GOAL:
Reproduce exactly the line in which "Decode this image" occurs and all the lines after it, ending with the last line.

STORED DATA:
______
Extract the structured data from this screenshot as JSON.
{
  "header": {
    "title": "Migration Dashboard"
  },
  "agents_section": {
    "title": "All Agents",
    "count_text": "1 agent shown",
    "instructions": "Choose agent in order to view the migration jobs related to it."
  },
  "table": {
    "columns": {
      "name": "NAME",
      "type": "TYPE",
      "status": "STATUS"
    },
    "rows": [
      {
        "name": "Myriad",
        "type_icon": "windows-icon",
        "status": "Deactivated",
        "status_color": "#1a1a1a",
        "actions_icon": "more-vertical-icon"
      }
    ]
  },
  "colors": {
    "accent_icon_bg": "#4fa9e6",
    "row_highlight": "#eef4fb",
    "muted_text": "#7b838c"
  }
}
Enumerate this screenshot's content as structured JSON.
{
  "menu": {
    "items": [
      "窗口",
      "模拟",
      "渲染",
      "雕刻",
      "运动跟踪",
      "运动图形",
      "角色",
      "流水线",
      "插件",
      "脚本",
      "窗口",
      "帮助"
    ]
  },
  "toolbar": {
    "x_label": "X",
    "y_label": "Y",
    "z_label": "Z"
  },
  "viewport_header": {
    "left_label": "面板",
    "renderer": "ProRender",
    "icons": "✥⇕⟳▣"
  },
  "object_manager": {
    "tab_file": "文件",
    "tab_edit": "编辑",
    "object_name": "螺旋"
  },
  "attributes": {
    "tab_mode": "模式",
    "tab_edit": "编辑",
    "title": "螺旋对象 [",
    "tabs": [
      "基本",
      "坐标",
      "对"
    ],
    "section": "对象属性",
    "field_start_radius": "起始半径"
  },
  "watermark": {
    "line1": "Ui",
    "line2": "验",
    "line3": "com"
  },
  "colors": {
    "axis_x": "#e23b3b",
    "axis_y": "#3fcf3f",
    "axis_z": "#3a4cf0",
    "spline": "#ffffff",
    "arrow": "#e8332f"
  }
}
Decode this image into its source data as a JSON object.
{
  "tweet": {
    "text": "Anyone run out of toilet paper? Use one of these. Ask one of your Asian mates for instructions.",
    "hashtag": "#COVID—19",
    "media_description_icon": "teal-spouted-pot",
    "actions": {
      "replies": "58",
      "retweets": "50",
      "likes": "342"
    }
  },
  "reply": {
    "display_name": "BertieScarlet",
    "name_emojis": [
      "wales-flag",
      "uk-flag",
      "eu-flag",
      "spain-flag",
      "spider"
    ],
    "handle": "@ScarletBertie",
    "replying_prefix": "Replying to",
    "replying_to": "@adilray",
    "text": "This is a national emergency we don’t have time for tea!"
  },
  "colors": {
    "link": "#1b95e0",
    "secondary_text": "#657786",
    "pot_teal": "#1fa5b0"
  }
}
______
OUTPUT OF THE EXERCISE:
Decode this image into its source data as a JSON object.
{
  "tweet": {
    "text": "Anyone run out of toilet paper? Use one of these. Ask one of your Asian mates for instructions.",
    "hashtag": "#COVID—19",
    "media_description_icon": "teal-spouted-pot",
    "actions": {
      "replies": "58",
      "retweets": "50",
      "likes": "342"
    }
  },
  "reply": {
    "display_name": "BertieScarlet",
    "name_emojis": [
      "wales-flag",
      "uk-flag",
      "eu-flag",
      "spain-flag",
      "spider"
    ],
    "handle": "@ScarletBertie",
    "replying_prefix": "Replying to",
    "replying_to": "@adilray",
    "text": "This is a national emergency we don’t have time for tea!"
  },
  "colors": {
    "link": "#1b95e0",
    "secondary_text": "#657786",
    "pot_teal": "#1fa5b0"
  }
}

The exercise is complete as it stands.